*Direction*. Give every line of the material again, exactly as written.

Data entries:
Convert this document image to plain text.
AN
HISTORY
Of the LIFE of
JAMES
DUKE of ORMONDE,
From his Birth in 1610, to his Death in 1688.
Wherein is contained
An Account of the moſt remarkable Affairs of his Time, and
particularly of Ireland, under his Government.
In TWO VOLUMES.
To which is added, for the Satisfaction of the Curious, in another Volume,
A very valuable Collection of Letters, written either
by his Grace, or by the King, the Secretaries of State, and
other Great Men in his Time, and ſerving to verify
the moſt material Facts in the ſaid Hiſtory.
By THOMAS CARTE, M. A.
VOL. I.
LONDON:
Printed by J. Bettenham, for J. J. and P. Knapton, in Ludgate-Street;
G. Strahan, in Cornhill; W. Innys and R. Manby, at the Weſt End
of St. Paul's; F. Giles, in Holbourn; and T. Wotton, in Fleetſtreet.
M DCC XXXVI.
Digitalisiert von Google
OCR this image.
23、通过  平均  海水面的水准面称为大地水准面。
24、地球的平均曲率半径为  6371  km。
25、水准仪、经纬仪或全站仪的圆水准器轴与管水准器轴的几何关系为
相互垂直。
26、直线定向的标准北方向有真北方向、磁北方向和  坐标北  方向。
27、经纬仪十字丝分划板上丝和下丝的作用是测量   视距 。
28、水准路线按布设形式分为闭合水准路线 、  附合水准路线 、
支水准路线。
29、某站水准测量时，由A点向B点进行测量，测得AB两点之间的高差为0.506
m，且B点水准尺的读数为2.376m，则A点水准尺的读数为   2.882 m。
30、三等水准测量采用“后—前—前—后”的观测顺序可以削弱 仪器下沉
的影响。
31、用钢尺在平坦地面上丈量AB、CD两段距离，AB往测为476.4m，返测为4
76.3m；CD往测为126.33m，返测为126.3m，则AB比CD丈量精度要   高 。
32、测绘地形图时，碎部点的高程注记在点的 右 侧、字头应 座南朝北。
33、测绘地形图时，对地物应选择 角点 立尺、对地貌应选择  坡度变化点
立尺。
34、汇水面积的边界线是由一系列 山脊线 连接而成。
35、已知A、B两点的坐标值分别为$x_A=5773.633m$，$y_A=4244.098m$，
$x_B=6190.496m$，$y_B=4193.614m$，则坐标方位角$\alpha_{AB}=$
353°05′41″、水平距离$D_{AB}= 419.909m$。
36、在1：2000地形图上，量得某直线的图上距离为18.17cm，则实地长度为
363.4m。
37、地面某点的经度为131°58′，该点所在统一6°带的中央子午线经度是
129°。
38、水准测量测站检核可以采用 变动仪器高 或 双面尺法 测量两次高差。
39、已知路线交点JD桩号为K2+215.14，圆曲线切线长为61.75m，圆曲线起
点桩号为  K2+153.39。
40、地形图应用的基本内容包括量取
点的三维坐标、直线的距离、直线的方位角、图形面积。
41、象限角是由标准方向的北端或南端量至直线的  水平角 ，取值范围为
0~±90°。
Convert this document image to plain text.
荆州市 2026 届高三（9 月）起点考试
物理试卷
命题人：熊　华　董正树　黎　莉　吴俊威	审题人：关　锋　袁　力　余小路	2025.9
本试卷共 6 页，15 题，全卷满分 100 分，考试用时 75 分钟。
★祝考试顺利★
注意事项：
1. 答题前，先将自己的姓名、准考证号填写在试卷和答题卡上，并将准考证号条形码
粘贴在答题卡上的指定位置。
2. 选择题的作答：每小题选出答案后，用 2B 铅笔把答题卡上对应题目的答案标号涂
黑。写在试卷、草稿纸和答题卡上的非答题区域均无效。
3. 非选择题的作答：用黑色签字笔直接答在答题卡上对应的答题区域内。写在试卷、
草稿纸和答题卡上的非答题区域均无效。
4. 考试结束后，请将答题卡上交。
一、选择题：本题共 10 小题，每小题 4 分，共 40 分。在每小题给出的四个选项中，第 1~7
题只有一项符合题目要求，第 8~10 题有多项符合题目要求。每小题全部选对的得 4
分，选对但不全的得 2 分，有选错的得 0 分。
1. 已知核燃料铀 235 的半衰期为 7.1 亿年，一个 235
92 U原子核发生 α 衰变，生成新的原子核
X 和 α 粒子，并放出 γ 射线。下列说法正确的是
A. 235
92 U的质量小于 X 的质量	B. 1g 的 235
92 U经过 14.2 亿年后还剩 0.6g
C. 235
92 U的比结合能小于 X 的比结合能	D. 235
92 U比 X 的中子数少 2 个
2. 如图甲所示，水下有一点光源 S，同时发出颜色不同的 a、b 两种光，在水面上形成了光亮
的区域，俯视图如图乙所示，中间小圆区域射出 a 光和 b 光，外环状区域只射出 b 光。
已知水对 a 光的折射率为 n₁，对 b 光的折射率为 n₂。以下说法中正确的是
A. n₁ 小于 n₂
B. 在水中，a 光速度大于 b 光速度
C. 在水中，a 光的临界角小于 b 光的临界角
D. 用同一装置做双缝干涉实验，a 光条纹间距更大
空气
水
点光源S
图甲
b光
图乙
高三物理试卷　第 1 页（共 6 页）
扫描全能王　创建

*Answer to this task*.
Convert this document image to plain text.
AN
HISTORY
Of the LIFE of
JAMES
DUKE of ORMONDE,
From his Birth in 1610, to his Death in 1688.
Wherein is contained
An Account of the moſt remarkable Affairs of his Time, and
particularly of Ireland, under his Government.
In TWO VOLUMES.
To which is added, for the Satisfaction of the Curious, in another Volume,
A very valuable Collection of Letters, written either
by his Grace, or by the King, the Secretaries of State, and
other Great Men in his Time, and ſerving to verify
the moſt material Facts in the ſaid Hiſtory.
By THOMAS CARTE, M. A.
VOL. I.
LONDON:
Printed by J. Bettenham, for J. J. and P. Knapton, in Ludgate-Street;
G. Strahan, in Cornhill; W. Innys and R. Manby, at the Weſt End
of St. Paul's; F. Giles, in Holbourn; and T. Wotton, in Fleetſtreet.
M DCC XXXVI.
Digitalisiert von Google
OCR this image.
23、通过  平均  海水面的水准面称为大地水准面。
24、地球的平均曲率半径为  6371  km。
25、水准仪、经纬仪或全站仪的圆水准器轴与管水准器轴的几何关系为
相互垂直。
26、直线定向的标准北方向有真北方向、磁北方向和  坐标北  方向。
27、经纬仪十字丝分划板上丝和下丝的作用是测量   视距 。
28、水准路线按布设形式分为闭合水准路线 、  附合水准路线 、
支水准路线。
29、某站水准测量时，由A点向B点进行测量，测得AB两点之间的高差为0.506
m，且B点水准尺的读数为2.376m，则A点水准尺的读数为   2.882 m。
30、三等水准测量采用“后—前—前—后”的观测顺序可以削弱 仪器下沉
的影响。
31、用钢尺在平坦地面上丈量AB、CD两段距离，AB往测为476.4m，返测为4
76.3m；CD往测为126.33m，返测为126.3m，则AB比CD丈量精度要   高 。
32、测绘地形图时，碎部点的高程注记在点的 右 侧、字头应 座南朝北。
33、测绘地形图时，对地物应选择 角点 立尺、对地貌应选择  坡度变化点
立尺。
34、汇水面积的边界线是由一系列 山脊线 连接而成。
35、已知A、B两点的坐标值分别为$x_A=5773.633m$，$y_A=4244.098m$，
$x_B=6190.496m$，$y_B=4193.614m$，则坐标方位角$\alpha_{AB}=$
353°05′41″、水平距离$D_{AB}= 419.909m$。
36、在1：2000地形图上，量得某直线的图上距离为18.17cm，则实地长度为
363.4m。
37、地面某点的经度为131°58′，该点所在统一6°带的中央子午线经度是
129°。
38、水准测量测站检核可以采用 变动仪器高 或 双面尺法 测量两次高差。
39、已知路线交点JD桩号为K2+215.14，圆曲线切线长为61.75m，圆曲线起
点桩号为  K2+153.39。
40、地形图应用的基本内容包括量取
点的三维坐标、直线的距离、直线的方位角、图形面积。
41、象限角是由标准方向的北端或南端量至直线的  水平角 ，取值范围为
0~±90°。
Convert this document image to plain text.
荆州市 2026 届高三（9 月）起点考试
物理试卷
命题人：熊　华　董正树　黎　莉　吴俊威	审题人：关　锋　袁　力　余小路	2025.9
本试卷共 6 页，15 题，全卷满分 100 分，考试用时 75 分钟。
★祝考试顺利★
注意事项：
1. 答题前，先将自己的姓名、准考证号填写在试卷和答题卡上，并将准考证号条形码
粘贴在答题卡上的指定位置。
2. 选择题的作答：每小题选出答案后，用 2B 铅笔把答题卡上对应题目的答案标号涂
黑。写在试卷、草稿纸和答题卡上的非答题区域均无效。
3. 非选择题的作答：用黑色签字笔直接答在答题卡上对应的答题区域内。写在试卷、
草稿纸和答题卡上的非答题区域均无效。
4. 考试结束后，请将答题卡上交。
一、选择题：本题共 10 小题，每小题 4 分，共 40 分。在每小题给出的四个选项中，第 1~7
题只有一项符合题目要求，第 8~10 题有多项符合题目要求。每小题全部选对的得 4
分，选对但不全的得 2 分，有选错的得 0 分。
1. 已知核燃料铀 235 的半衰期为 7.1 亿年，一个 235
92 U原子核发生 α 衰变，生成新的原子核
X 和 α 粒子，并放出 γ 射线。下列说法正确的是
A. 235
92 U的质量小于 X 的质量	B. 1g 的 235
92 U经过 14.2 亿年后还剩 0.6g
C. 235
92 U的比结合能小于 X 的比结合能	D. 235
92 U比 X 的中子数少 2 个
2. 如图甲所示，水下有一点光源 S，同时发出颜色不同的 a、b 两种光，在水面上形成了光亮
的区域，俯视图如图乙所示，中间小圆区域射出 a 光和 b 光，外环状区域只射出 b 光。
已知水对 a 光的折射率为 n₁，对 b 光的折射率为 n₂。以下说法中正确的是
A. n₁ 小于 n₂
B. 在水中，a 光速度大于 b 光速度
C. 在水中，a 光的临界角小于 b 光的临界角
D. 用同一装置做双缝干涉实验，a 光条纹间距更大
空气
水
点光源S
图甲
b光
图乙
高三物理试卷　第 1 页（共 6 页）
扫描全能王　创建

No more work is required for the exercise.